### Short exercise
Count the lines that include the string "color", and give only that number.

### Provided information

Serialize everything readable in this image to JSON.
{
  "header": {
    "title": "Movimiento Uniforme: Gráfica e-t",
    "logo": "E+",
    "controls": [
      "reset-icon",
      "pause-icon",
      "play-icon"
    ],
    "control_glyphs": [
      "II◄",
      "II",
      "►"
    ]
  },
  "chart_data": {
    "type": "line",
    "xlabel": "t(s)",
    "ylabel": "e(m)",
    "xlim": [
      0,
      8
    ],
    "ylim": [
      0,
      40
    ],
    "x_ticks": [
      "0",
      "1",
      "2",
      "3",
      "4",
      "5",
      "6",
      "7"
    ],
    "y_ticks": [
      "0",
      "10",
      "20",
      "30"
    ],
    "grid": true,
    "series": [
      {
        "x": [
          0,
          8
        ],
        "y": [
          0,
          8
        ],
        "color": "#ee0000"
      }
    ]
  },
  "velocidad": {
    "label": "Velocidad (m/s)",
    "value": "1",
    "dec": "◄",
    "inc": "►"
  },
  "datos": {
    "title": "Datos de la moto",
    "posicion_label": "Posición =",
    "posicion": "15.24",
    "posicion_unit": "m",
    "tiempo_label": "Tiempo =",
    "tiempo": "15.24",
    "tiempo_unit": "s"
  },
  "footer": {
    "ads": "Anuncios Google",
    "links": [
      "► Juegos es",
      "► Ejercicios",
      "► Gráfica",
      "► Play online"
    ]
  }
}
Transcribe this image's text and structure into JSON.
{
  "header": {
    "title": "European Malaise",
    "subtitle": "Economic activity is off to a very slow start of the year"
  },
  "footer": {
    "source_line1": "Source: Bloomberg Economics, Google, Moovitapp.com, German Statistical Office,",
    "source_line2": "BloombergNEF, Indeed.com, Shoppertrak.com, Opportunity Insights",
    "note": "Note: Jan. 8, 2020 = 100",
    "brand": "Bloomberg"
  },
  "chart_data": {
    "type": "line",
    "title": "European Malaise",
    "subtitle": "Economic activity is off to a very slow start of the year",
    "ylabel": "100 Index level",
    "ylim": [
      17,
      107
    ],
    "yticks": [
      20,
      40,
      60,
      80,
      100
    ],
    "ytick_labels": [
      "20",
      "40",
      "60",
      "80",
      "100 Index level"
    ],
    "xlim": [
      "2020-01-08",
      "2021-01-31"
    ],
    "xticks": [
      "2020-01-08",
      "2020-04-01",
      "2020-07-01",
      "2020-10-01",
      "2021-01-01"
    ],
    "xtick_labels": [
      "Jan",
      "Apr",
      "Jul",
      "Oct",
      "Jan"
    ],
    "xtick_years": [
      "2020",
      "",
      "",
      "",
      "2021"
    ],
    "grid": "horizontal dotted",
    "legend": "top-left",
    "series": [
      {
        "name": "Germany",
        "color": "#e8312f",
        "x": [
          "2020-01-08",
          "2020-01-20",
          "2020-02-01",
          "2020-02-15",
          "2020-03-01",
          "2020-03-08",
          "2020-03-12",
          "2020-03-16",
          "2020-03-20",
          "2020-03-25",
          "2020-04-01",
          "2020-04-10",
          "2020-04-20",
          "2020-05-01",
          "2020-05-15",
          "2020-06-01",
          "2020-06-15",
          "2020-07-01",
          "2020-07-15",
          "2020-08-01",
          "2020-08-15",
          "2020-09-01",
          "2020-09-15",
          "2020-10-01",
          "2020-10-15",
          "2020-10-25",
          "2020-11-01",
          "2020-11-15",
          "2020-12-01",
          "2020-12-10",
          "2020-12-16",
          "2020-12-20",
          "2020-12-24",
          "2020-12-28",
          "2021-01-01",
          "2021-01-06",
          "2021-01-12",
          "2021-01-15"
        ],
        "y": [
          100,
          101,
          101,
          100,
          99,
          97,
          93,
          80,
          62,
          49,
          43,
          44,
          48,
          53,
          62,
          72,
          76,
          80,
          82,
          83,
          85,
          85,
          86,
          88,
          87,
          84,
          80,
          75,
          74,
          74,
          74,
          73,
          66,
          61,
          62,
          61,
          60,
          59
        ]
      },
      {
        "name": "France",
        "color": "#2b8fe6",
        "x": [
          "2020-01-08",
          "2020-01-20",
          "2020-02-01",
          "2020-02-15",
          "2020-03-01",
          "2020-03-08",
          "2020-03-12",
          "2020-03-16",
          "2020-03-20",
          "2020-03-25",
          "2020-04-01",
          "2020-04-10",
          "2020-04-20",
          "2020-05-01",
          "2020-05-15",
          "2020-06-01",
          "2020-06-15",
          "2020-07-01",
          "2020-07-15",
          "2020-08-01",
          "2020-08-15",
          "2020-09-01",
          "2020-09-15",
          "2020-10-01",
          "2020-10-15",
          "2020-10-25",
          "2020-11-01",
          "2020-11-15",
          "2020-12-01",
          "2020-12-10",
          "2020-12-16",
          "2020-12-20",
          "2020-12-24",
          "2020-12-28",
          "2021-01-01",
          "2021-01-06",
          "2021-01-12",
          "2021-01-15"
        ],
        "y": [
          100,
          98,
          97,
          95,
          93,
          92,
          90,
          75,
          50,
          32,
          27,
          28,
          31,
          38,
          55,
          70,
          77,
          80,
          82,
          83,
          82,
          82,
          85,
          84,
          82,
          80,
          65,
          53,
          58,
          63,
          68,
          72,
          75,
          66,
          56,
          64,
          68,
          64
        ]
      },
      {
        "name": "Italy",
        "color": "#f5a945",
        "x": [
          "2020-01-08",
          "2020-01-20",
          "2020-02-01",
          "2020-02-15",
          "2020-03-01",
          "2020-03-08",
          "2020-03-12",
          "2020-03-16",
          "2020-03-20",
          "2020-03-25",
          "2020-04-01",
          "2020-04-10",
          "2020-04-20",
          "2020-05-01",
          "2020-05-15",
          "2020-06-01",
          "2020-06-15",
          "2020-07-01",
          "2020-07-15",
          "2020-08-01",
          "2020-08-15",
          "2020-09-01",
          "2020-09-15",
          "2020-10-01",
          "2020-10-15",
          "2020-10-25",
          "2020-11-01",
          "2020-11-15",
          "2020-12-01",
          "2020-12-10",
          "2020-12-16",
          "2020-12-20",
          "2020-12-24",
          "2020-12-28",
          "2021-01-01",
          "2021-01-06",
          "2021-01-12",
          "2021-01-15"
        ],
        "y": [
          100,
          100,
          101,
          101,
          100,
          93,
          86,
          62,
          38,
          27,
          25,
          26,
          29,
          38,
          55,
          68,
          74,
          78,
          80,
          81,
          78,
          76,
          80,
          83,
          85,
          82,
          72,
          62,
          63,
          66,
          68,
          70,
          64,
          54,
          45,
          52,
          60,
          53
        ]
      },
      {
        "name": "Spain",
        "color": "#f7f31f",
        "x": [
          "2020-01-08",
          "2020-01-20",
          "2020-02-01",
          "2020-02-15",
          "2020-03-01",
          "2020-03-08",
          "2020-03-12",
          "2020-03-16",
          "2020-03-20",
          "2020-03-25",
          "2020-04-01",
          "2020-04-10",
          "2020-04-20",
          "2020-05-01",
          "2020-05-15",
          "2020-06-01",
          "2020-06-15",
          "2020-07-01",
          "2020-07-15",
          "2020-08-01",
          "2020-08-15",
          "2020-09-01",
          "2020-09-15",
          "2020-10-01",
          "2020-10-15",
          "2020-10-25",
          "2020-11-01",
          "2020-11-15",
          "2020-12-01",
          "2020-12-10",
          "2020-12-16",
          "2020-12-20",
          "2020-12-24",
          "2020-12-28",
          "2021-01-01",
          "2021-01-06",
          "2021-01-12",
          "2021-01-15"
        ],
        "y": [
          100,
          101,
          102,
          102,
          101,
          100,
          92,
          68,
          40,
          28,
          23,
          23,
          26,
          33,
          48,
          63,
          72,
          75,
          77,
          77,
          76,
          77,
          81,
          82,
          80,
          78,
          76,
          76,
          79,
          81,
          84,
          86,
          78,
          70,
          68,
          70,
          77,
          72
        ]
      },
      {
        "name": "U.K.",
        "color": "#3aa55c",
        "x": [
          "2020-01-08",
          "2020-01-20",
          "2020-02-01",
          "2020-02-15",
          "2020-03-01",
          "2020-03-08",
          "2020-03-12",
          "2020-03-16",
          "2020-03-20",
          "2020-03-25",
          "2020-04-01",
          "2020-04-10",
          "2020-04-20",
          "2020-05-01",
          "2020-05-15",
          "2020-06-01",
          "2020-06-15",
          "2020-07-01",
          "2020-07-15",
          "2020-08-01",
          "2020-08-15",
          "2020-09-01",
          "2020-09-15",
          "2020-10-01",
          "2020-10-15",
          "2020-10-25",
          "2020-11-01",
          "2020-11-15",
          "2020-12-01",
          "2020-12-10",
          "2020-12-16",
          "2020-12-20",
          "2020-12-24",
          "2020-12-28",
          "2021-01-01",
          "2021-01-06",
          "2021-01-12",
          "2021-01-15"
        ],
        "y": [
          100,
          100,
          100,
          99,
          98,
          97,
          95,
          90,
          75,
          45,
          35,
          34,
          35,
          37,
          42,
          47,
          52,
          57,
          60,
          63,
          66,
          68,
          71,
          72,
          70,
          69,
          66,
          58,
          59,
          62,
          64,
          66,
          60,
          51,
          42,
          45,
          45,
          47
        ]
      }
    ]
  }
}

### Solution to the exercise
6